(begin)

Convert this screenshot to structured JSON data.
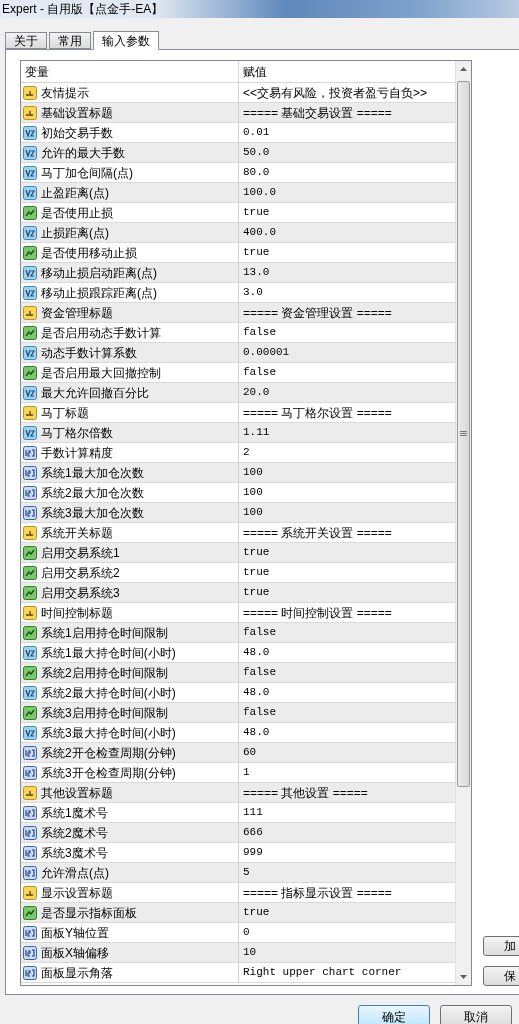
{
  "window": {
    "title": "Expert - 自用版【点金手-EA】"
  },
  "tabs": [
    {
      "label": "关于",
      "selected": false
    },
    {
      "label": "常用",
      "selected": false
    },
    {
      "label": "输入参数",
      "selected": true
    }
  ],
  "table": {
    "columns": [
      "变量",
      "赋值"
    ],
    "rows": [
      {
        "kind": "string",
        "name": "友情提示",
        "value": "<<交易有风险，投资者盈亏自负>>"
      },
      {
        "kind": "string",
        "name": "基础设置标题",
        "value": "===== 基础交易设置 ====="
      },
      {
        "kind": "double",
        "name": "初始交易手数",
        "value": "0.01"
      },
      {
        "kind": "double",
        "name": "允许的最大手数",
        "value": "50.0"
      },
      {
        "kind": "double",
        "name": "马丁加仓间隔(点)",
        "value": "80.0"
      },
      {
        "kind": "double",
        "name": "止盈距离(点)",
        "value": "100.0"
      },
      {
        "kind": "bool",
        "name": "是否使用止损",
        "value": "true"
      },
      {
        "kind": "double",
        "name": "止损距离(点)",
        "value": "400.0"
      },
      {
        "kind": "bool",
        "name": "是否使用移动止损",
        "value": "true"
      },
      {
        "kind": "double",
        "name": "移动止损启动距离(点)",
        "value": "13.0"
      },
      {
        "kind": "double",
        "name": "移动止损跟踪距离(点)",
        "value": "3.0"
      },
      {
        "kind": "string",
        "name": "资金管理标题",
        "value": "===== 资金管理设置 ====="
      },
      {
        "kind": "bool",
        "name": "是否启用动态手数计算",
        "value": "false"
      },
      {
        "kind": "double",
        "name": "动态手数计算系数",
        "value": "0.00001"
      },
      {
        "kind": "bool",
        "name": "是否启用最大回撤控制",
        "value": "false"
      },
      {
        "kind": "double",
        "name": "最大允许回撤百分比",
        "value": "20.0"
      },
      {
        "kind": "string",
        "name": "马丁标题",
        "value": "===== 马丁格尔设置 ====="
      },
      {
        "kind": "double",
        "name": "马丁格尔倍数",
        "value": "1.11"
      },
      {
        "kind": "int",
        "name": "手数计算精度",
        "value": "2"
      },
      {
        "kind": "int",
        "name": "系统1最大加仓次数",
        "value": "100"
      },
      {
        "kind": "int",
        "name": "系统2最大加仓次数",
        "value": "100"
      },
      {
        "kind": "int",
        "name": "系统3最大加仓次数",
        "value": "100"
      },
      {
        "kind": "string",
        "name": "系统开关标题",
        "value": "===== 系统开关设置 ====="
      },
      {
        "kind": "bool",
        "name": "启用交易系统1",
        "value": "true"
      },
      {
        "kind": "bool",
        "name": "启用交易系统2",
        "value": "true"
      },
      {
        "kind": "bool",
        "name": "启用交易系统3",
        "value": "true"
      },
      {
        "kind": "string",
        "name": "时间控制标题",
        "value": "===== 时间控制设置 ====="
      },
      {
        "kind": "bool",
        "name": "系统1启用持仓时间限制",
        "value": "false"
      },
      {
        "kind": "double",
        "name": "系统1最大持仓时间(小时)",
        "value": "48.0"
      },
      {
        "kind": "bool",
        "name": "系统2启用持仓时间限制",
        "value": "false"
      },
      {
        "kind": "double",
        "name": "系统2最大持仓时间(小时)",
        "value": "48.0"
      },
      {
        "kind": "bool",
        "name": "系统3启用持仓时间限制",
        "value": "false"
      },
      {
        "kind": "double",
        "name": "系统3最大持仓时间(小时)",
        "value": "48.0"
      },
      {
        "kind": "int",
        "name": "系统2开仓检查周期(分钟)",
        "value": "60"
      },
      {
        "kind": "int",
        "name": "系统3开仓检查周期(分钟)",
        "value": "1"
      },
      {
        "kind": "string",
        "name": "其他设置标题",
        "value": "===== 其他设置 ====="
      },
      {
        "kind": "int",
        "name": "系统1魔术号",
        "value": "111"
      },
      {
        "kind": "int",
        "name": "系统2魔术号",
        "value": "666"
      },
      {
        "kind": "int",
        "name": "系统3魔术号",
        "value": "999"
      },
      {
        "kind": "int",
        "name": "允许滑点(点)",
        "value": "5"
      },
      {
        "kind": "string",
        "name": "显示设置标题",
        "value": "===== 指标显示设置 ====="
      },
      {
        "kind": "bool",
        "name": "是否显示指标面板",
        "value": "true"
      },
      {
        "kind": "int",
        "name": "面板Y轴位置",
        "value": "0"
      },
      {
        "kind": "int",
        "name": "面板X轴偏移",
        "value": "10"
      },
      {
        "kind": "int",
        "name": "面板显示角落",
        "value": "Right upper chart corner"
      }
    ]
  },
  "side_buttons": [
    "加",
    "保"
  ],
  "buttons": [
    {
      "label": "确定",
      "default": true
    },
    {
      "label": "取消",
      "default": false
    }
  ]
}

(end)

* What is required *
Omitting all images, retype each line of the records precisely.

* Correct output *
Convert this screenshot to structured JSON data.
{
  "window": {
    "title": "Expert - 自用版【点金手-EA】"
  },
  "tabs": [
    {
      "label": "关于",
      "selected": false
    },
    {
      "label": "常用",
      "selected": false
    },
    {
      "label": "输入参数",
      "selected": true
    }
  ],
  "table": {
    "columns": [
      "变量",
      "赋值"
    ],
    "rows": [
      {
        "kind": "string",
        "name": "友情提示",
        "value": "<<交易有风险，投资者盈亏自负>>"
      },
      {
        "kind": "string",
        "name": "基础设置标题",
        "value": "===== 基础交易设置 ====="
      },
      {
        "kind": "double",
        "name": "初始交易手数",
        "value": "0.01"
      },
      {
        "kind": "double",
        "name": "允许的最大手数",
        "value": "50.0"
      },
      {
        "kind": "double",
        "name": "马丁加仓间隔(点)",
        "value": "80.0"
      },
      {
        "kind": "double",
        "name": "止盈距离(点)",
        "value": "100.0"
      },
      {
        "kind": "bool",
        "name": "是否使用止损",
        "value": "true"
      },
      {
        "kind": "double",
        "name": "止损距离(点)",
        "value": "400.0"
      },
      {
        "kind": "bool",
        "name": "是否使用移动止损",
        "value": "true"
      },
      {
        "kind": "double",
        "name": "移动止损启动距离(点)",
        "value": "13.0"
      },
      {
        "kind": "double",
        "name": "移动止损跟踪距离(点)",
        "value": "3.0"
      },
      {
        "kind": "string",
        "name": "资金管理标题",
        "value": "===== 资金管理设置 ====="
      },
      {
        "kind": "bool",
        "name": "是否启用动态手数计算",
        "value": "false"
      },
      {
        "kind": "double",
        "name": "动态手数计算系数",
        "value": "0.00001"
      },
      {
        "kind": "bool",
        "name": "是否启用最大回撤控制",
        "value": "false"
      },
      {
        "kind": "double",
        "name": "最大允许回撤百分比",
        "value": "20.0"
      },
      {
        "kind": "string",
        "name": "马丁标题",
        "value": "===== 马丁格尔设置 ====="
      },
      {
        "kind": "double",
        "name": "马丁格尔倍数",
        "value": "1.11"
      },
      {
        "kind": "int",
        "name": "手数计算精度",
        "value": "2"
      },
      {
        "kind": "int",
        "name": "系统1最大加仓次数",
        "value": "100"
      },
      {
        "kind": "int",
        "name": "系统2最大加仓次数",
        "value": "100"
      },
      {
        "kind": "int",
        "name": "系统3最大加仓次数",
        "value": "100"
      },
      {
        "kind": "string",
        "name": "系统开关标题",
        "value": "===== 系统开关设置 ====="
      },
      {
        "kind": "bool",
        "name": "启用交易系统1",
        "value": "true"
      },
      {
        "kind": "bool",
        "name": "启用交易系统2",
        "value": "true"
      },
      {
        "kind": "bool",
        "name": "启用交易系统3",
        "value": "true"
      },
      {
        "kind": "string",
        "name": "时间控制标题",
        "value": "===== 时间控制设置 ====="
      },
      {
        "kind": "bool",
        "name": "系统1启用持仓时间限制",
        "value": "false"
      },
      {
        "kind": "double",
        "name": "系统1最大持仓时间(小时)",
        "value": "48.0"
      },
      {
        "kind": "bool",
        "name": "系统2启用持仓时间限制",
        "value": "false"
      },
      {
        "kind": "double",
        "name": "系统2最大持仓时间(小时)",
        "value": "48.0"
      },
      {
        "kind": "bool",
        "name": "系统3启用持仓时间限制",
        "value": "false"
      },
      {
        "kind": "double",
        "name": "系统3最大持仓时间(小时)",
        "value": "48.0"
      },
      {
        "kind": "int",
        "name": "系统2开仓检查周期(分钟)",
        "value": "60"
      },
      {
        "kind": "int",
        "name": "系统3开仓检查周期(分钟)",
        "value": "1"
      },
      {
        "kind": "string",
        "name": "其他设置标题",
        "value": "===== 其他设置 ====="
      },
      {
        "kind": "int",
        "name": "系统1魔术号",
        "value": "111"
      },
      {
        "kind": "int",
        "name": "系统2魔术号",
        "value": "666"
      },
      {
        "kind": "int",
        "name": "系统3魔术号",
        "value": "999"
      },
      {
        "kind": "int",
        "name": "允许滑点(点)",
        "value": "5"
      },
      {
        "kind": "string",
        "name": "显示设置标题",
        "value": "===== 指标显示设置 ====="
      },
      {
        "kind": "bool",
        "name": "是否显示指标面板",
        "value": "true"
      },
      {
        "kind": "int",
        "name": "面板Y轴位置",
        "value": "0"
      },
      {
        "kind": "int",
        "name": "面板X轴偏移",
        "value": "10"
      },
      {
        "kind": "int",
        "name": "面板显示角落",
        "value": "Right upper chart corner"
      }
    ]
  },
  "side_buttons": [
    "加",
    "保"
  ],
  "buttons": [
    {
      "label": "确定",
      "default": true
    },
    {
      "label": "取消",
      "default": false
    }
  ]
}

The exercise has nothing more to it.